• Given task 1: Copy the Canadiens–Kings game recap word for word, beginning at the words "The Montreal Canadiens" and stopping after "they’d been doing.".
• Given task 2: Pick up the Canadiens–Kings game recap after its last sentence and continue it.

The Montreal Canadiens welcomed the Los Angeles Kings into the Bell Centre, as the two teams faced each other for the second time in eight days. The Habs were looking to avenge a loss while the Kings, having had a great start to the year, simply needed to keep doing what they’d been doing.

In what could easily be a copy-paste of many of the Canadiens’ 10 games thus far, Montreal played well, and showed the ability to drive pucks on the net from key areas. But they couldn’t keep up enough sustained pressure, create enough speedy transitions, nor show the killer instinct to put goals — any goals — into their opponent’s net.

The first period was fairly evenly played, with both teams having periods of quality chances. The Canadiens came out hungry, firing many shots on Jonathan Quick, but the Kings’ goalie stopped everything Montreal sent his way.

• Dataset extract:
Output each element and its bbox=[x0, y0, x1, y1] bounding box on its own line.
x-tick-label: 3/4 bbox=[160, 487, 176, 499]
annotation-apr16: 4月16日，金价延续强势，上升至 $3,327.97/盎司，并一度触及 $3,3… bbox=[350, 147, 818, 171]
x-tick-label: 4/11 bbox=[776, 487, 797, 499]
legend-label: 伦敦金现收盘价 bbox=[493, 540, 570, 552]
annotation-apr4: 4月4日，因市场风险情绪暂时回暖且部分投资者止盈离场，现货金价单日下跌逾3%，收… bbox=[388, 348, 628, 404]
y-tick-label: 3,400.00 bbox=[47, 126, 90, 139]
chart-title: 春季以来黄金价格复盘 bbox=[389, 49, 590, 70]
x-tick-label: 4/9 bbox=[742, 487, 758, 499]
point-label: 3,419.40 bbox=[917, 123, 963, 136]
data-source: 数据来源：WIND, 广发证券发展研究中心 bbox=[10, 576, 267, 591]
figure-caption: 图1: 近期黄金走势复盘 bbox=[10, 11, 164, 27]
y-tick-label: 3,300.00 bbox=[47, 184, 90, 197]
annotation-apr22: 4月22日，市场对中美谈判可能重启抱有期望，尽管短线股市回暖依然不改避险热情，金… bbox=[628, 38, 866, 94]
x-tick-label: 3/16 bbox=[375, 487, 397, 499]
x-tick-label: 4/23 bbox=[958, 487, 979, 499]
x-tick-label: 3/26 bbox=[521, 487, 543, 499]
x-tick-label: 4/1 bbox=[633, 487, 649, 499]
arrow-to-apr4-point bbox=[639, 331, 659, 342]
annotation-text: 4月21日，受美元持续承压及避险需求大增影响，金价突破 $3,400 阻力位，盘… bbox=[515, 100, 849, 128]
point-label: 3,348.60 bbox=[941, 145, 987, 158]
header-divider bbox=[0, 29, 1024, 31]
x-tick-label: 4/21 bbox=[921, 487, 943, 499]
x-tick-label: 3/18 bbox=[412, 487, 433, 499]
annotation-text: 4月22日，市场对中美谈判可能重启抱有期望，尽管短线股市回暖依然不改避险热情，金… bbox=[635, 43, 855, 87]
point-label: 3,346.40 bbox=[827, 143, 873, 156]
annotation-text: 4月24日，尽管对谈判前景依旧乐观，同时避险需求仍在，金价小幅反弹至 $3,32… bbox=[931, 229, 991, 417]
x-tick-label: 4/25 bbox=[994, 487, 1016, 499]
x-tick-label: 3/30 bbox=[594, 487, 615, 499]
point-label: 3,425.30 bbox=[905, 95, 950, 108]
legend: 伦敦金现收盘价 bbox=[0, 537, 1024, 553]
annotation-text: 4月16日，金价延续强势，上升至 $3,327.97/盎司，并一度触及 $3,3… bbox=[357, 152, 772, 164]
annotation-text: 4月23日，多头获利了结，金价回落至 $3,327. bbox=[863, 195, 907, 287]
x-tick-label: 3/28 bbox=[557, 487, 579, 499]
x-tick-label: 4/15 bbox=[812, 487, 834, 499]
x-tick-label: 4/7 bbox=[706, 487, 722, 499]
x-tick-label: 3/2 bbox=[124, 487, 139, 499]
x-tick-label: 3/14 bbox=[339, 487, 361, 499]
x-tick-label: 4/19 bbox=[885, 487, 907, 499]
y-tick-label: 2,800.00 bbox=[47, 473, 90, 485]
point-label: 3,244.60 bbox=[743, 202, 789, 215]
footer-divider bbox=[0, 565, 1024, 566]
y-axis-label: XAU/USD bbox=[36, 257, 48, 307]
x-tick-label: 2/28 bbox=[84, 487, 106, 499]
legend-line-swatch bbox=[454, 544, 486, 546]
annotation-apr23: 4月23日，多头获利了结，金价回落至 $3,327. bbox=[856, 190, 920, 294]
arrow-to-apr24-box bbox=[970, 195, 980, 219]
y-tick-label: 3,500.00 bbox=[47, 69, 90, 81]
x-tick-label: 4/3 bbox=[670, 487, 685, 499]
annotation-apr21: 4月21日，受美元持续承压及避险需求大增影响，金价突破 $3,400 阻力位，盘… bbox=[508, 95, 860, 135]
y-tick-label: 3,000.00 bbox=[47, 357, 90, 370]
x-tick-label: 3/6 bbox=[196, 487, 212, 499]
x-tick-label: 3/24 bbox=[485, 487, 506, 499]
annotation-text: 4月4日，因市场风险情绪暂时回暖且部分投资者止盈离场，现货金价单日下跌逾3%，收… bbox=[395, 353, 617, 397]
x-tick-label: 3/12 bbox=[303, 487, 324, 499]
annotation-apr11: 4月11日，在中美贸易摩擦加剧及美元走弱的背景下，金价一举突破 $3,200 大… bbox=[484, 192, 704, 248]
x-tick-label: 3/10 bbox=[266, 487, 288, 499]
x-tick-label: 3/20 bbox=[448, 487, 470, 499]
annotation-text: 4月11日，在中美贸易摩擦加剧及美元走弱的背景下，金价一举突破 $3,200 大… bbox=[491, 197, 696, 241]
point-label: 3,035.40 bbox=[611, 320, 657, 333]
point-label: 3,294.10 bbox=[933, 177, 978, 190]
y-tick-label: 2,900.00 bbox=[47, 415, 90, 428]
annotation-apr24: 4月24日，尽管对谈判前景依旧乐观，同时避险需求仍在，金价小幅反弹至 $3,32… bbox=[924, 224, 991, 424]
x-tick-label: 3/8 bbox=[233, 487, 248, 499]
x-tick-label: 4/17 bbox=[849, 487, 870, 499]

• Exercise response 1:
The Montreal Canadiens welcomed the Los Angeles Kings into the Bell Centre, as the two teams faced each other for the second time in eight days. The Habs were looking to avenge a loss while the Kings, having had a great start to the year, simply needed to keep doing what they’d been doing.

• Exercise response 2:
One game after a stellar showing, Nikita Scherbak would encounter misfortune as he suffered a lower-body injury after having his skate awkwardly jam in the boards as he fell. Scherbak attempted to return to start the second period but did not stay long, bothered by his right leg.

The Habs kept the upper hand in terms of possession and shots until the 15:00 mark, when the Kings awoke and established their game. Montreal’s defence was effective enough with blocks and forcing Los Angeles’ shots to miss the net.

As has been the case too often this season, the Habs’ luck ran out, and the Kings broke the scoreless tie with 61 seconds on the clock. When Montreal failed to swing the puck out of their defensive end, Derek Forbort fired it back towards Carey Price, and Adrien Kempe tipped the puck into the net. Kempe’s goal was not only a fantastic display of hand-eye coordination but would also ultimately hold up to be the game-winner.

If one goal scored in the last minute of a period doesn’t deflate a team’s tires, a pair certainly would, and that’s just what the Canadiens had in store, when no less than eleven seconds after Kempe’s goal, Tyler Toffoli doubled L.A.’s lead.

Just as with the first goal, the second began with Montreal holding the puck in its own end. Victor Mete tried to push the puck up the boards but the clever Toffoli was well-placed to steal the puck, catching the Habs in transition going the other way. In the end, Toffoli had enough time and space to fire a perfect slapshot over Price.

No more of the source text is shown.